→ **Material provided**:
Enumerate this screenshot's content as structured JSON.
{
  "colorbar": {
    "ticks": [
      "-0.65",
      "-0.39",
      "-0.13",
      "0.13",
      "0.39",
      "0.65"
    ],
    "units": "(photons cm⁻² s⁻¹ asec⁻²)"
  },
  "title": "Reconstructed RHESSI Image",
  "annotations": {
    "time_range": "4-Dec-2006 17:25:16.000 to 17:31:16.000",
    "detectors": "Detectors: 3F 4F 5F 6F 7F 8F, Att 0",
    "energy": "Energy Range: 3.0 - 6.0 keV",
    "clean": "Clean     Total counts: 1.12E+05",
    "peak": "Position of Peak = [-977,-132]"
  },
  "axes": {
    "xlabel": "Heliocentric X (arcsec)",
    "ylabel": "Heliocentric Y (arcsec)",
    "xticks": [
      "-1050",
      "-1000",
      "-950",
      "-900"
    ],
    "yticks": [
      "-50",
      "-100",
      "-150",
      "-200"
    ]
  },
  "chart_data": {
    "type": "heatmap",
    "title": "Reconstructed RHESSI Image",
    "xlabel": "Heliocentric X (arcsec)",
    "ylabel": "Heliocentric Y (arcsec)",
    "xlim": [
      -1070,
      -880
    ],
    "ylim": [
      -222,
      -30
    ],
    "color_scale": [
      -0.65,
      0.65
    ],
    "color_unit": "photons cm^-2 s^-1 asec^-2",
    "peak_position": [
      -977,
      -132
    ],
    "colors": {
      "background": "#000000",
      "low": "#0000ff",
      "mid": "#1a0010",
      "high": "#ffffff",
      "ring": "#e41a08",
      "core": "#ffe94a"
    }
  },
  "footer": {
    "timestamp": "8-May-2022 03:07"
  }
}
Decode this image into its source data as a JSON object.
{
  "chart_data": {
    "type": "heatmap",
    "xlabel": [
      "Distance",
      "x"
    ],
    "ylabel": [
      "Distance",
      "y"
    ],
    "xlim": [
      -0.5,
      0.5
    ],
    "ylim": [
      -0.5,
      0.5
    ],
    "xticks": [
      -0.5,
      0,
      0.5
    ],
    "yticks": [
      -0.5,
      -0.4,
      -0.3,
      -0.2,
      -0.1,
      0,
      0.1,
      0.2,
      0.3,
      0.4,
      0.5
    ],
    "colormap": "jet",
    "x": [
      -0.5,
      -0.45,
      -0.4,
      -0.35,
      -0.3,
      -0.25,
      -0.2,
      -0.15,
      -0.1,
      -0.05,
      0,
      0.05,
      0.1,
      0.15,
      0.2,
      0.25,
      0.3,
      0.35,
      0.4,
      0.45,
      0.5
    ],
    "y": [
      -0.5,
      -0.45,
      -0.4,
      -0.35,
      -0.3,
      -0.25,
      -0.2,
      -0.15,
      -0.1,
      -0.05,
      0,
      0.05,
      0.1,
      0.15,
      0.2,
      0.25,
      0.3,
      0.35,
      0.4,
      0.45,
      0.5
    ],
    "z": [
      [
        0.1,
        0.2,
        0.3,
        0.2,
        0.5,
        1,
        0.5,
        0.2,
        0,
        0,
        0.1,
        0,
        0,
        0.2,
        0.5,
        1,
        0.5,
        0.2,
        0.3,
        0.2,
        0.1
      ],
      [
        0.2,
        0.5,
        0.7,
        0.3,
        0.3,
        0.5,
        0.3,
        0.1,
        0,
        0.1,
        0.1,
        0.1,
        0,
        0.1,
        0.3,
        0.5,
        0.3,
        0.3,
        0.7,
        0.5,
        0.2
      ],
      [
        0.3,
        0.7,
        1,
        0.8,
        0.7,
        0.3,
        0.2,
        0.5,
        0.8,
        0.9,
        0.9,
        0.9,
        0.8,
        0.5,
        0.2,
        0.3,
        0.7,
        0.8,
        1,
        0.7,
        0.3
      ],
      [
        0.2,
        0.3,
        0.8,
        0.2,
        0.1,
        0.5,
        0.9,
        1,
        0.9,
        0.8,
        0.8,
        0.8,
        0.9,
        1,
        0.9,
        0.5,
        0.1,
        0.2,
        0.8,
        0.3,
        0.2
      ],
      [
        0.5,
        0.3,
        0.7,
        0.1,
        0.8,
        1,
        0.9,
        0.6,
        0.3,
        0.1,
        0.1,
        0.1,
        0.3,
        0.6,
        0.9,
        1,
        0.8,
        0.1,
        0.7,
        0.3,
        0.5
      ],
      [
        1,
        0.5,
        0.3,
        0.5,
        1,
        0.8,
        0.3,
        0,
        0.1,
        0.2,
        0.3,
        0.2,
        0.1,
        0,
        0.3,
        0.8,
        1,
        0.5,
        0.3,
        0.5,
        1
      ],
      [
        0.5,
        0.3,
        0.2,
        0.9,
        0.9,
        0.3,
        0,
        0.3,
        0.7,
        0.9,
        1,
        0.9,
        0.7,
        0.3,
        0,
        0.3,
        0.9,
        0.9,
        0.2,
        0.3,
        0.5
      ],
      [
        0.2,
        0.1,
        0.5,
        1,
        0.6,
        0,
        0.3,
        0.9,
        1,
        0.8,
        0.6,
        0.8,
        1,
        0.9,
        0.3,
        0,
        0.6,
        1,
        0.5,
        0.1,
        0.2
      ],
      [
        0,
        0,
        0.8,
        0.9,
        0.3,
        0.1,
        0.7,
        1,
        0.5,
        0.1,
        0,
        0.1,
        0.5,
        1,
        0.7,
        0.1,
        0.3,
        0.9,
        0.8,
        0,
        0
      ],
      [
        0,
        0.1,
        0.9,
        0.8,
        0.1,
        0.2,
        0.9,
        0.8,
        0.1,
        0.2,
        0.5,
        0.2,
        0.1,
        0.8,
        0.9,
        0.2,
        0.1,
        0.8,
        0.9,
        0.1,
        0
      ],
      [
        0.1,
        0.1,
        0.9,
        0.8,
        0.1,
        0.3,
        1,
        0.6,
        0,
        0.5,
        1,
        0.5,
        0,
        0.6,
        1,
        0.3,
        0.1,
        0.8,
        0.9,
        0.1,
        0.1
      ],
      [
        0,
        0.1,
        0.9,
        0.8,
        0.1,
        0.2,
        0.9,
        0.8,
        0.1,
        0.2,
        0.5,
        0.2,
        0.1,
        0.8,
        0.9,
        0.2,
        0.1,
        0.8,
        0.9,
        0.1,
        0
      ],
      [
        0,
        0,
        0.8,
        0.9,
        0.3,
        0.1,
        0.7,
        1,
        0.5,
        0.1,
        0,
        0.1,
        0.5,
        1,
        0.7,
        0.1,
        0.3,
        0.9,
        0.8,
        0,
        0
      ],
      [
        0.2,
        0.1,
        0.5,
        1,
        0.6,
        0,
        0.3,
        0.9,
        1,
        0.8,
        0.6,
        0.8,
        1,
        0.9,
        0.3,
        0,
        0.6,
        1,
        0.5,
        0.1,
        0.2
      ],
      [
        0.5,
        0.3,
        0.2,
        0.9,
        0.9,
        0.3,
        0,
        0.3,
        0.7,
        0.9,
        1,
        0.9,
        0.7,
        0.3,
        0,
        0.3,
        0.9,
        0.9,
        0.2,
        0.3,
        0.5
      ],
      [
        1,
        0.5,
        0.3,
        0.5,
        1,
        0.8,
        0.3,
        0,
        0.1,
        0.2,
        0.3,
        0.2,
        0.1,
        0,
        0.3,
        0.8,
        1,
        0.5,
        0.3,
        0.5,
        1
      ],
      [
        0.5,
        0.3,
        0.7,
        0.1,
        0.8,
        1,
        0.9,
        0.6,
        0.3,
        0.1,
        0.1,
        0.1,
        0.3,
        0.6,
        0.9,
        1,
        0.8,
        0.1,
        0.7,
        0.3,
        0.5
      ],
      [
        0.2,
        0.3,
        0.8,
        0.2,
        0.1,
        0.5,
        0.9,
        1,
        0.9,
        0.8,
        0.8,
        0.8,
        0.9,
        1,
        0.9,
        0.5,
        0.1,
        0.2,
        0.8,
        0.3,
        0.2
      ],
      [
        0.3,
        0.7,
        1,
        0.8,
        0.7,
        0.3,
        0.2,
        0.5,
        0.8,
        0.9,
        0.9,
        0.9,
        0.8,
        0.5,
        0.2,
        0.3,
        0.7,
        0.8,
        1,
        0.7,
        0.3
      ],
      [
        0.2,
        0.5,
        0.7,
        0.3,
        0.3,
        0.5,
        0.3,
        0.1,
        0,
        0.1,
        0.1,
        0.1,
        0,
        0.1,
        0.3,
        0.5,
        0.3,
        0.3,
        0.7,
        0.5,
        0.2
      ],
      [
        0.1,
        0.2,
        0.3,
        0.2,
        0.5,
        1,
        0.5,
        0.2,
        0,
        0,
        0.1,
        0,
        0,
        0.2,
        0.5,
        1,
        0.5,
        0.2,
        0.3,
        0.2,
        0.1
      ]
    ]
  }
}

→ **What is needed**:
Track down the lines that include the word "RHESSI" and copy them.

→ **Complete answer**:
  "title": "Reconstructed RHESSI Image",
    "title": "Reconstructed RHESSI Image",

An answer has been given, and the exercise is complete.